In the entries below, find every line holding the string "outputs" and collect it.

##### Exercise data

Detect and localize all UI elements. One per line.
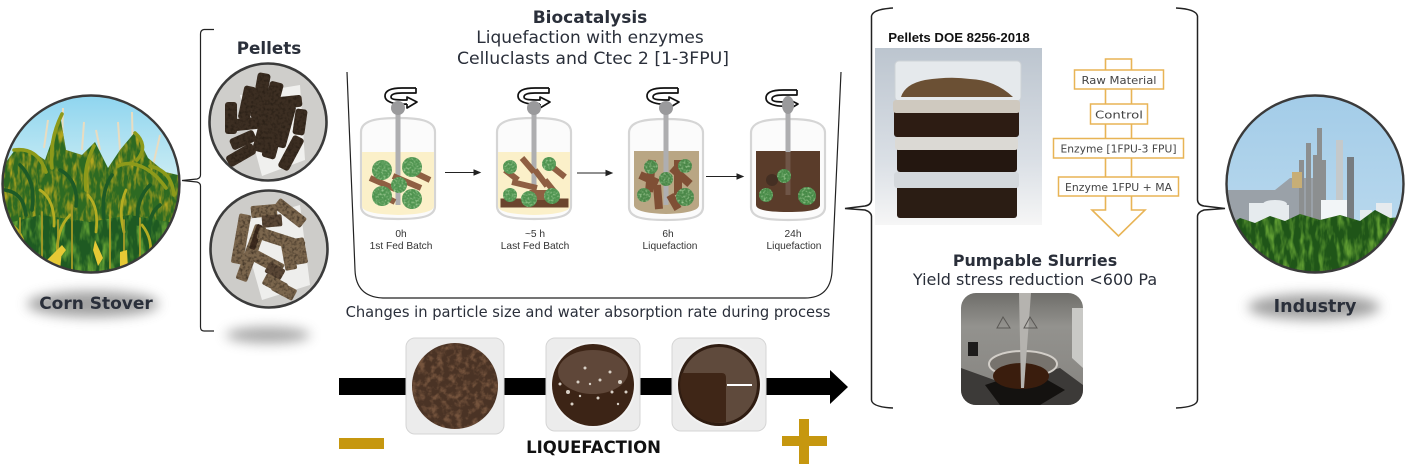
photo: light pellets	[210, 190, 328, 308]
label shadow	[1248, 294, 1380, 320]
panel: pellets	[210, 38, 328, 343]
caption: changes: Changes in particle size and water absorption rate during process	[346, 304, 830, 321]
photo: wet sample	[546, 338, 640, 431]
black arrow	[339, 370, 848, 404]
bracket: pellets	[182, 30, 214, 331]
photo: corn field	[0, 96, 185, 280]
box: raw material: Raw Material	[1082, 74, 1156, 87]
text: enzyme names: Celluclasts and Ctec 2 [1-3FPU]	[457, 49, 729, 69]
box: enzyme range	[1054, 138, 1184, 158]
arrow	[577, 170, 612, 176]
label: LIQUEFACTION: LIQUEFACTION	[526, 438, 661, 457]
panel: pumpable slurries	[912, 251, 1157, 405]
label: Corn Stover: Corn Stover	[39, 294, 153, 314]
reactor container outline	[347, 72, 841, 298]
reactor: 5h	[497, 88, 571, 219]
panel: industry	[1225, 96, 1407, 320]
reactor labels	[370, 229, 821, 252]
label: Industry: Industry	[1274, 297, 1357, 317]
reactor labels: 24h	[784, 229, 802, 240]
panel: liquefaction arrow	[339, 338, 848, 464]
heading: Pellets: Pellets	[237, 38, 301, 58]
reactor: 24h	[751, 90, 825, 220]
reactor labels: 6h	[662, 229, 674, 240]
heading: Biocatalysis: Biocatalysis	[533, 8, 647, 28]
panel: corn stover	[0, 96, 185, 317]
reactor labels: Liquefaction	[643, 241, 697, 252]
reactor labels: Last Fed Batch	[501, 241, 569, 252]
minus	[339, 438, 384, 449]
photo: solid sample	[406, 338, 504, 434]
box: raw material	[1074, 70, 1164, 89]
box: control	[1090, 104, 1148, 124]
photo: liquefied sample	[672, 338, 766, 431]
plus	[782, 419, 827, 464]
panel: biocatalysis	[346, 8, 841, 321]
text: enzymes: Liquefaction with enzymes	[476, 28, 704, 48]
arrow	[706, 174, 743, 179]
reactor: 0h	[361, 88, 435, 219]
label shadow	[27, 291, 159, 317]
photo: refinery	[1225, 96, 1407, 280]
reactor: 6h	[629, 88, 703, 220]
bracket: outputs left	[845, 8, 893, 408]
pellet shadow	[226, 327, 310, 343]
box: enzyme range: Enzyme [1FPU-3 FPU]	[1060, 142, 1176, 156]
reactor labels: 1st Fed Batch	[370, 241, 432, 252]
photo: stacked cups	[875, 48, 1042, 225]
panel: flow arrow	[1054, 59, 1184, 236]
box: control: Control	[1095, 108, 1143, 122]
heading: Pumpable Slurries: Pumpable Slurries	[953, 251, 1117, 270]
reactor labels: 0h	[395, 229, 407, 240]
photo: dark pellets	[210, 64, 326, 180]
photo: rheometer	[961, 293, 1083, 405]
hollow arrow	[1092, 59, 1145, 236]
panel: pellets DOE	[875, 30, 1042, 225]
reactor labels: ~5 h	[525, 229, 545, 240]
heading: Pellets DOE: Pellets DOE 8256-2018	[888, 30, 1030, 45]
bracket: outputs right	[1176, 8, 1225, 408]
text: yield stress: Yield stress reduction <600 Pa	[912, 270, 1157, 289]
box: enzyme MA	[1058, 177, 1178, 196]
arrow	[445, 170, 480, 175]
reactor labels: Liquefaction	[767, 241, 821, 252]
box: enzyme MA: Enzyme 1FPU + MA	[1065, 181, 1172, 194]
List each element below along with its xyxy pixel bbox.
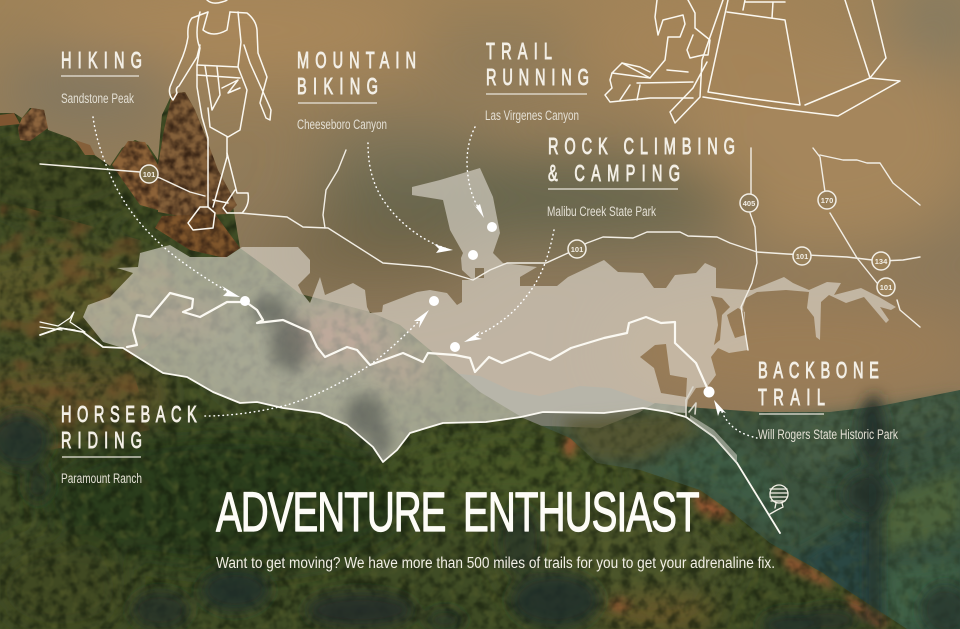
backbone trail and coastline [40, 293, 780, 533]
label: rock climbing and camping: & CAMPING [548, 161, 680, 187]
label: mountain biking: MOUNTAIN [297, 48, 416, 74]
title: ADVENTURE [216, 481, 446, 544]
label: mountain biking: Cheeseboro Canyon [297, 117, 387, 132]
label: backbone trail: BACKBONE [758, 358, 879, 384]
icon: hand at trail end [770, 485, 788, 514]
road lines [40, 148, 920, 350]
highway shields: 101 [571, 245, 583, 254]
panel: park map shape [83, 168, 896, 462]
label: hiking: Sandstone Peak [61, 91, 134, 106]
label: trail running: Las Virgenes Canyon [485, 108, 579, 123]
label: hiking [61, 48, 142, 106]
highways [40, 148, 920, 350]
dotted leader lines with arrows [93, 117, 757, 438]
label: trail running: TRAIL [486, 39, 552, 65]
location markers [240, 222, 714, 398]
label: horseback riding [61, 402, 197, 486]
blurred foreground plants [0, 395, 960, 629]
highway shields: 170 [821, 196, 833, 205]
label: rock climbing and camping [547, 134, 735, 219]
highway shields: 134 [875, 257, 888, 266]
label: trail running [485, 39, 589, 123]
label: horseback riding: RIDING [61, 428, 142, 454]
label: trail running: RUNNING [486, 65, 589, 91]
label: horseback riding: HORSEBACK [61, 402, 197, 428]
rust patches on upper left slope [0, 200, 200, 460]
rocks [0, 92, 240, 258]
highway shields [140, 165, 895, 296]
label: rock climbing and camping: ROCK CLIMBING [548, 134, 735, 160]
highway shields: 101 [143, 170, 155, 179]
smoke shadows over map [252, 296, 392, 454]
subtitle: Want to get moving? We have more than 500 miles of trails for you to get your adrenaline fix. [216, 555, 775, 572]
highway shields: 101 [796, 252, 808, 261]
label: backbone trail: Will Rogers State Historic Park [758, 427, 898, 442]
highway shields: 101 [880, 283, 892, 292]
label: horseback riding: Paramount Ranch [61, 471, 142, 486]
sky [0, 0, 960, 392]
title: ENTHUSIAST [463, 481, 700, 544]
hiker line drawing [169, 0, 271, 230]
label: rock climbing and camping: Malibu Creek State Park [547, 204, 656, 219]
label: mountain biking [297, 48, 416, 132]
hillside speckle [0, 94, 899, 629]
label: hiking: HIKING [61, 48, 142, 74]
title [216, 481, 700, 544]
camper and tent line drawing [605, 0, 900, 123]
highway shields: 405 [743, 199, 755, 208]
hazy distant mountains [460, 374, 654, 427]
teal valley hills [520, 390, 960, 629]
label: backbone trail [758, 358, 898, 442]
label: backbone trail: TRAIL [758, 385, 825, 411]
label: mountain biking: BIKING [297, 74, 378, 100]
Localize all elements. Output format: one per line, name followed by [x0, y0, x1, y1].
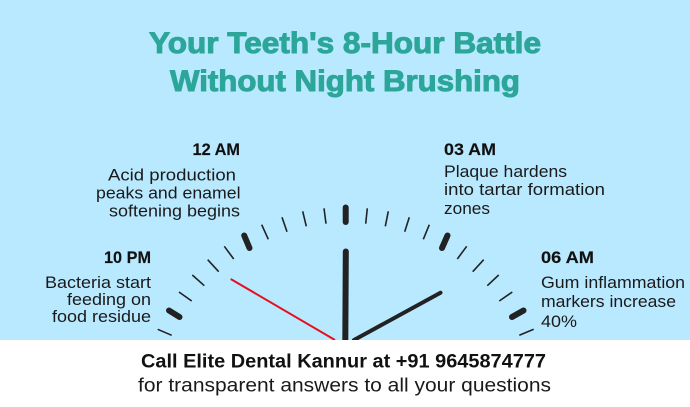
footer call to action: for transparent answers to all your questions	[138, 376, 551, 396]
text block: 12 AM: Acid production	[108, 166, 236, 185]
text block: 06 AM: markers increase	[541, 292, 676, 311]
title	[149, 27, 541, 98]
text block: 06 AM: 40%	[541, 312, 577, 331]
text block: 06 AM: Gum inflammation	[541, 273, 685, 292]
text block: 12 AM: 12 AM	[192, 140, 240, 159]
footer call to action: Call Elite Dental Kannur at +91 9645874777	[141, 352, 546, 372]
text block: 10 PM	[45, 248, 151, 326]
footer call to action	[138, 352, 551, 396]
text block: 10 PM: food residue	[52, 307, 151, 326]
clock hands	[231, 252, 440, 342]
text block: 06 AM	[541, 248, 685, 331]
text block: 10 PM: 10 PM	[104, 248, 151, 267]
title: Without Night Brushing	[170, 65, 520, 98]
text block: 12 AM	[96, 140, 240, 221]
text block: 10 PM: Bacteria start	[45, 273, 151, 292]
text block: 03 AM: 03 AM	[444, 140, 496, 159]
title: Your Teeth's 8-Hour Battle	[149, 27, 541, 60]
text block: 12 AM: peaks and enamel	[96, 183, 240, 202]
text block: 03 AM	[444, 140, 605, 218]
black minute hand	[342, 252, 349, 342]
text block: 12 AM: softening begins	[109, 202, 240, 221]
text block: 03 AM: into tartar formation	[444, 180, 605, 199]
text block: 03 AM: Plaque hardens	[444, 162, 567, 181]
text block: 03 AM: zones	[444, 199, 490, 218]
text block: 10 PM: feeding on	[67, 290, 151, 309]
panel: white footer	[0, 340, 690, 407]
minor minute ticks	[158, 208, 534, 335]
chart: clock dial ticks	[158, 208, 534, 335]
major hour ticks	[169, 208, 524, 317]
red second hand	[231, 279, 335, 340]
black hour hand	[354, 293, 440, 340]
text block: 06 AM: 06 AM	[541, 248, 594, 267]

##########

• Output below:
bracket: outputs left	[845, 8, 893, 408]
bracket: outputs right	[1176, 8, 1225, 408]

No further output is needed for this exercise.